GIVEN RECORDS:

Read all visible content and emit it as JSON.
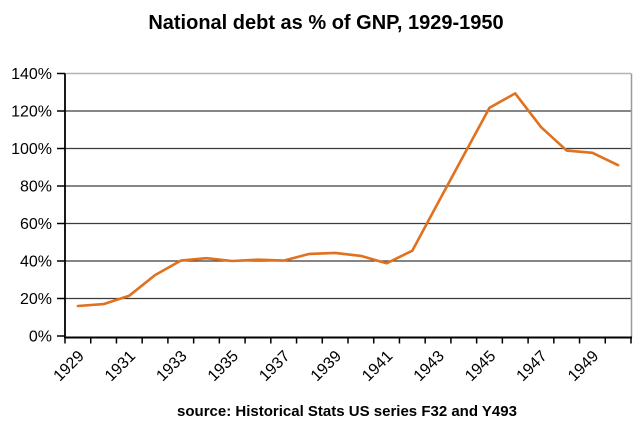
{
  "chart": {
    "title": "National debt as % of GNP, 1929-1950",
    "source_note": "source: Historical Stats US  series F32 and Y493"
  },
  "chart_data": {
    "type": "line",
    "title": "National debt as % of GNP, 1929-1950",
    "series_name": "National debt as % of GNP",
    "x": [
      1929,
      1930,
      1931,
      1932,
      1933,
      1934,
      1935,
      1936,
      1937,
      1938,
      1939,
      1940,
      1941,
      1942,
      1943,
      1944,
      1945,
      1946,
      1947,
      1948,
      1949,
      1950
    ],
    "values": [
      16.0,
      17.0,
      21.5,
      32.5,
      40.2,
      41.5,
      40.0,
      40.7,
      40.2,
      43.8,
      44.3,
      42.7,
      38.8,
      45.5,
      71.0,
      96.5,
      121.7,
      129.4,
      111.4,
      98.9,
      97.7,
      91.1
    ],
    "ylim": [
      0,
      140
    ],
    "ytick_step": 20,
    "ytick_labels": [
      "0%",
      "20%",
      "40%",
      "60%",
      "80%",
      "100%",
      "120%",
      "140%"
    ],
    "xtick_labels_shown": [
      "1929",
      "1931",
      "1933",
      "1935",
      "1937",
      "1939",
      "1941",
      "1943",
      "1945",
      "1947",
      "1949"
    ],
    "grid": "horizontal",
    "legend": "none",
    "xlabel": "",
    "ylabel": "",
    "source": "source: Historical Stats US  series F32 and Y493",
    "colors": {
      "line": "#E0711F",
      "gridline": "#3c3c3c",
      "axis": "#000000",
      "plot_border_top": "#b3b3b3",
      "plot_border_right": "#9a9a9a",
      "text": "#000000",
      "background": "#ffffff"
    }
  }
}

EXERCISE AIM: Select all lines in the listing above where the word "Stats" appears, and show them.

OUTPUT FOR THIS EXERCISE:
    "source_note": "source: Historical Stats US  series F32 and Y493"
    "source": "source: Historical Stats US  series F32 and Y493",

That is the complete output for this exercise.